Stored data entries:
::::::::

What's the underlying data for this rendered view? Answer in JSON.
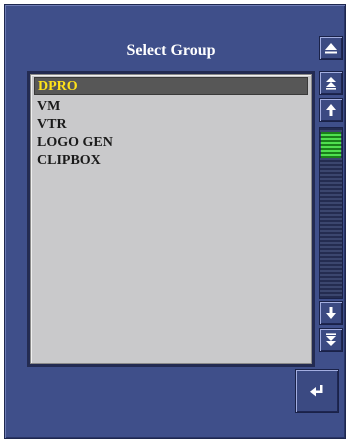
{
  "dialog": {
    "title": "Select Group"
  },
  "groups": {
    "selected_index": 0,
    "items": [
      {
        "label": "DPRO"
      },
      {
        "label": "VM"
      },
      {
        "label": "VTR"
      },
      {
        "label": "LOGO GEN"
      },
      {
        "label": "CLIPBOX"
      }
    ]
  },
  "scrollbar": {
    "thumb_color": "#4fe04f",
    "track_color": "#242c50"
  },
  "icons": {
    "top": "eject-icon",
    "page_up": "double-arrow-up-icon",
    "line_up": "arrow-up-icon",
    "line_down": "arrow-down-icon",
    "page_down": "double-arrow-down-icon",
    "enter": "enter-return-icon"
  },
  "colors": {
    "panel": "#3f4f8a",
    "list_background": "#c9c9cb",
    "selected_background": "#575757",
    "selected_text": "#ffe21a"
  }
}
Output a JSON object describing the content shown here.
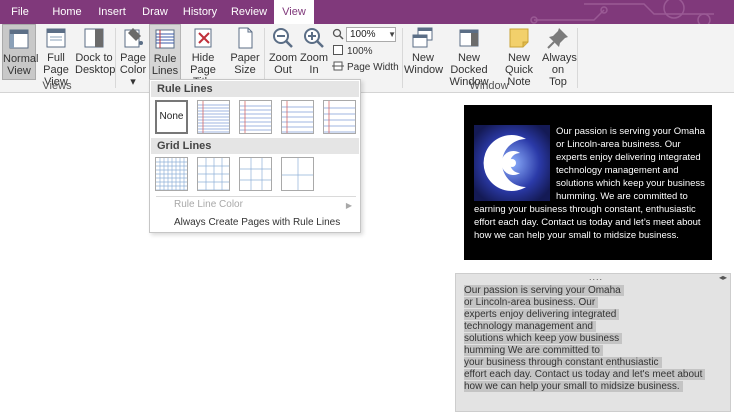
{
  "tabs": [
    "File",
    "Home",
    "Insert",
    "Draw",
    "History",
    "Review",
    "View"
  ],
  "active_tab": "View",
  "colors": {
    "brand": "#80397b",
    "ribbon_bg": "#f3f3f3",
    "selection": "#c4c4c4"
  },
  "ribbon": {
    "views": {
      "normal_view": [
        "Normal",
        "View"
      ],
      "full_page_view": [
        "Full Page",
        "View"
      ],
      "dock_to_desktop": [
        "Dock to",
        "Desktop"
      ],
      "group_label": "Views"
    },
    "page_setup": {
      "page_color": [
        "Page",
        "Color ▾"
      ],
      "rule_lines": [
        "Rule",
        "Lines ▾"
      ],
      "hide_page_title": [
        "Hide",
        "Page Title"
      ],
      "paper_size": [
        "Paper",
        "Size"
      ]
    },
    "zoom": {
      "zoom_out": [
        "Zoom",
        "Out"
      ],
      "zoom_in": [
        "Zoom",
        "In"
      ],
      "zoom_value": "100%",
      "hundred_percent": "100%",
      "page_width": "Page Width"
    },
    "window": {
      "new_window": [
        "New",
        "Window"
      ],
      "new_docked_window": [
        "New Docked",
        "Window"
      ],
      "new_quick_note": [
        "New Quick",
        "Note"
      ],
      "always_on_top": [
        "Always",
        "on Top"
      ],
      "group_label": "Window"
    }
  },
  "rule_lines_menu": {
    "rule_lines_header": "Rule Lines",
    "none_label": "None",
    "grid_lines_header": "Grid Lines",
    "rule_line_color": "Rule Line Color",
    "always_create": "Always Create Pages with Rule Lines"
  },
  "content": {
    "black_box_lines": [
      "Our passion is serving your Omaha",
      "or Lincoln-area business. Our",
      "experts enjoy delivering integrated",
      "technology management and",
      "solutions which keep your business",
      "humming. We are committed to"
    ],
    "black_box_tail": [
      "earning your business through constant, enthusiastic",
      "effort each day. Contact us today and let’s meet about",
      "how we can help your small to midsize business."
    ],
    "container_grip": "....",
    "container_resize": "◂▸",
    "selected_lines": [
      "Our passion is serving your Omaha",
      "or Lincoln-area business. Our",
      "experts enjoy delivering integrated",
      "technology management and",
      "solutions which keep yow business",
      "humming We are committed to",
      "your business through constant enthusiastic",
      "effort each day. Contact us today and let's meet about",
      "how we can help your small to midsize business."
    ]
  }
}
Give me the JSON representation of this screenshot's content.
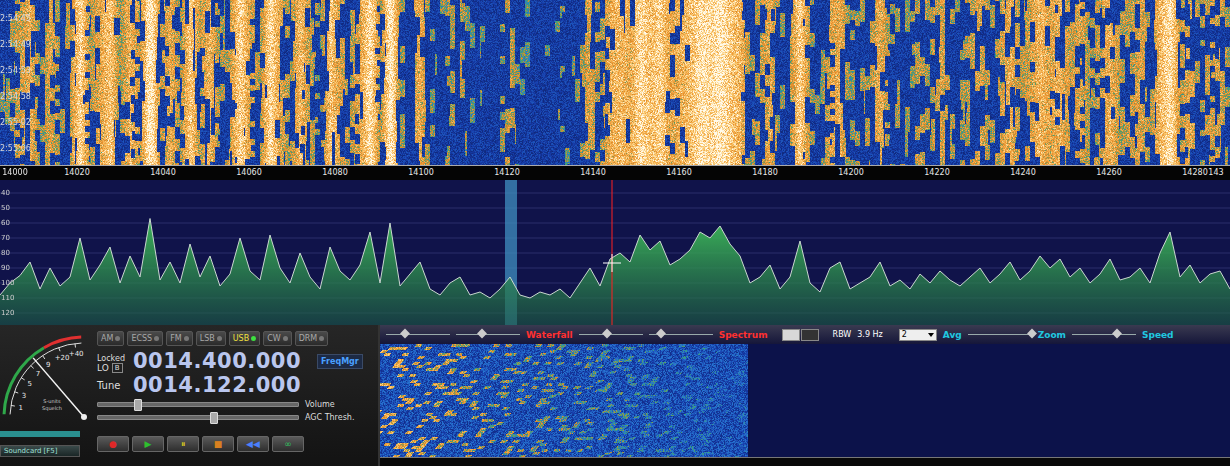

::::::::

Note how many lines in the material hold the word "solutions", and give that number with nothing added.

* **ANSWER TO THIS EXERCISE**: 2